What you need to do: Repeat each line exactly, leaving nothing out.
─── Exercise input ───
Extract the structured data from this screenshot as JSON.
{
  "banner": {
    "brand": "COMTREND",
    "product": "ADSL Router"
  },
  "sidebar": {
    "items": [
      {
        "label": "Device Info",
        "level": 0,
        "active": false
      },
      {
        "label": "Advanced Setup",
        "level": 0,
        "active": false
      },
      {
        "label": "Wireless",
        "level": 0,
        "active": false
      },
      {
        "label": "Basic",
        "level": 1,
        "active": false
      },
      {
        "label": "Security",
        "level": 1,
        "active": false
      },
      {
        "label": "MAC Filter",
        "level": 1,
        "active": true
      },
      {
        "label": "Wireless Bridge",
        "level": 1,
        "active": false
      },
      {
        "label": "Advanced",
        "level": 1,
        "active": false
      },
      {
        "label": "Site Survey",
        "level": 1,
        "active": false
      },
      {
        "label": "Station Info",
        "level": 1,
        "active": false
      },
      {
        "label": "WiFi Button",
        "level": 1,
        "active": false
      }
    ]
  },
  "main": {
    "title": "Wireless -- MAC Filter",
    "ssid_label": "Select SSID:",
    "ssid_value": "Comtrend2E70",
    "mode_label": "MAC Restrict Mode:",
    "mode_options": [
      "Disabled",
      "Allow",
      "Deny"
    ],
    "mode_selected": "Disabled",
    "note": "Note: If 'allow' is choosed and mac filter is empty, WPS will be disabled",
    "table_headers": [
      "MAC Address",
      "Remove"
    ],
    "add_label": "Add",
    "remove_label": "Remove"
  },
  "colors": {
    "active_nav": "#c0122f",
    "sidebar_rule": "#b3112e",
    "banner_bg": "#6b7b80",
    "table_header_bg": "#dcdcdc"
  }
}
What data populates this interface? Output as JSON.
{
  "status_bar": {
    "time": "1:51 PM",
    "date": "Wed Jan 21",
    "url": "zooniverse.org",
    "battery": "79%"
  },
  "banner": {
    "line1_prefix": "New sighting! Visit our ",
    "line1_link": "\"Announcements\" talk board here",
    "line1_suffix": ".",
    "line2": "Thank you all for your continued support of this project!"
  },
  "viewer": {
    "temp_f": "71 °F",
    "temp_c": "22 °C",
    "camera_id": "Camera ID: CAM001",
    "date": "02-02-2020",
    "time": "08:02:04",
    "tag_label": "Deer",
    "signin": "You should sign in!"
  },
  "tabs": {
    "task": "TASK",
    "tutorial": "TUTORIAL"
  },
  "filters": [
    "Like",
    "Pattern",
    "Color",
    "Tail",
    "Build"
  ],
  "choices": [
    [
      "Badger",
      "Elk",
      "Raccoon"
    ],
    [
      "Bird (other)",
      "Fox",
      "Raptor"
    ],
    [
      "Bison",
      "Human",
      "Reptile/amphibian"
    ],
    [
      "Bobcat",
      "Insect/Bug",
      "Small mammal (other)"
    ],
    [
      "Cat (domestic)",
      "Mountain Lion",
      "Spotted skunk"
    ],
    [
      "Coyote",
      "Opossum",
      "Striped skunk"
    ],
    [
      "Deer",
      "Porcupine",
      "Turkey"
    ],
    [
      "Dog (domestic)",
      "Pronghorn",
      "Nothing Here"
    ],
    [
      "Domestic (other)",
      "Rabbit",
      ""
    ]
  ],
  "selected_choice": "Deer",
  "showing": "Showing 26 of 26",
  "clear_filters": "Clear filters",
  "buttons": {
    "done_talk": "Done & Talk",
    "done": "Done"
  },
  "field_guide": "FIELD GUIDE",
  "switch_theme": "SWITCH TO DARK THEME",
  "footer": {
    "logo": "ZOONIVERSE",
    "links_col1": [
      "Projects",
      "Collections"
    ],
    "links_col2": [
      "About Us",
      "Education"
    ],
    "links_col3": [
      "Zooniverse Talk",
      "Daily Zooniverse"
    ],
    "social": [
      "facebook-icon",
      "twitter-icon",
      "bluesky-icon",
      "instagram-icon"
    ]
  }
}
───
Right answer:
Extract the structured data from this screenshot as JSON.
{
  "banner": {
    "brand": "COMTREND",
    "product": "ADSL Router"
  },
  "sidebar": {
    "items": [
      {
        "label": "Device Info",
        "level": 0,
        "active": false
      },
      {
        "label": "Advanced Setup",
        "level": 0,
        "active": false
      },
      {
        "label": "Wireless",
        "level": 0,
        "active": false
      },
      {
        "label": "Basic",
        "level": 1,
        "active": false
      },
      {
        "label": "Security",
        "level": 1,
        "active": false
      },
      {
        "label": "MAC Filter",
        "level": 1,
        "active": true
      },
      {
        "label": "Wireless Bridge",
        "level": 1,
        "active": false
      },
      {
        "label": "Advanced",
        "level": 1,
        "active": false
      },
      {
        "label": "Site Survey",
        "level": 1,
        "active": false
      },
      {
        "label": "Station Info",
        "level": 1,
        "active": false
      },
      {
        "label": "WiFi Button",
        "level": 1,
        "active": false
      }
    ]
  },
  "main": {
    "title": "Wireless -- MAC Filter",
    "ssid_label": "Select SSID:",
    "ssid_value": "Comtrend2E70",
    "mode_label": "MAC Restrict Mode:",
    "mode_options": [
      "Disabled",
      "Allow",
      "Deny"
    ],
    "mode_selected": "Disabled",
    "note": "Note: If 'allow' is choosed and mac filter is empty, WPS will be disabled",
    "table_headers": [
      "MAC Address",
      "Remove"
    ],
    "add_label": "Add",
    "remove_label": "Remove"
  },
  "colors": {
    "active_nav": "#c0122f",
    "sidebar_rule": "#b3112e",
    "banner_bg": "#6b7b80",
    "table_header_bg": "#dcdcdc"
  }
}
What data populates this interface? Output as JSON.
{
  "status_bar": {
    "time": "1:51 PM",
    "date": "Wed Jan 21",
    "url": "zooniverse.org",
    "battery": "79%"
  },
  "banner": {
    "line1_prefix": "New sighting! Visit our ",
    "line1_link": "\"Announcements\" talk board here",
    "line1_suffix": ".",
    "line2": "Thank you all for your continued support of this project!"
  },
  "viewer": {
    "temp_f": "71 °F",
    "temp_c": "22 °C",
    "camera_id": "Camera ID: CAM001",
    "date": "02-02-2020",
    "time": "08:02:04",
    "tag_label": "Deer",
    "signin": "You should sign in!"
  },
  "tabs": {
    "task": "TASK",
    "tutorial": "TUTORIAL"
  },
  "filters": [
    "Like",
    "Pattern",
    "Color",
    "Tail",
    "Build"
  ],
  "choices": [
    [
      "Badger",
      "Elk",
      "Raccoon"
    ],
    [
      "Bird (other)",
      "Fox",
      "Raptor"
    ],
    [
      "Bison",
      "Human",
      "Reptile/amphibian"
    ],
    [
      "Bobcat",
      "Insect/Bug",
      "Small mammal (other)"
    ],
    [
      "Cat (domestic)",
      "Mountain Lion",
      "Spotted skunk"
    ],
    [
      "Coyote",
      "Opossum",
      "Striped skunk"
    ],
    [
      "Deer",
      "Porcupine",
      "Turkey"
    ],
    [
      "Dog (domestic)",
      "Pronghorn",
      "Nothing Here"
    ],
    [
      "Domestic (other)",
      "Rabbit",
      ""
    ]
  ],
  "selected_choice": "Deer",
  "showing": "Showing 26 of 26",
  "clear_filters": "Clear filters",
  "buttons": {
    "done_talk": "Done & Talk",
    "done": "Done"
  },
  "field_guide": "FIELD GUIDE",
  "switch_theme": "SWITCH TO DARK THEME",
  "footer": {
    "logo": "ZOONIVERSE",
    "links_col1": [
      "Projects",
      "Collections"
    ],
    "links_col2": [
      "About Us",
      "Education"
    ],
    "links_col3": [
      "Zooniverse Talk",
      "Daily Zooniverse"
    ],
    "social": [
      "facebook-icon",
      "twitter-icon",
      "bluesky-icon",
      "instagram-icon"
    ]
  }
}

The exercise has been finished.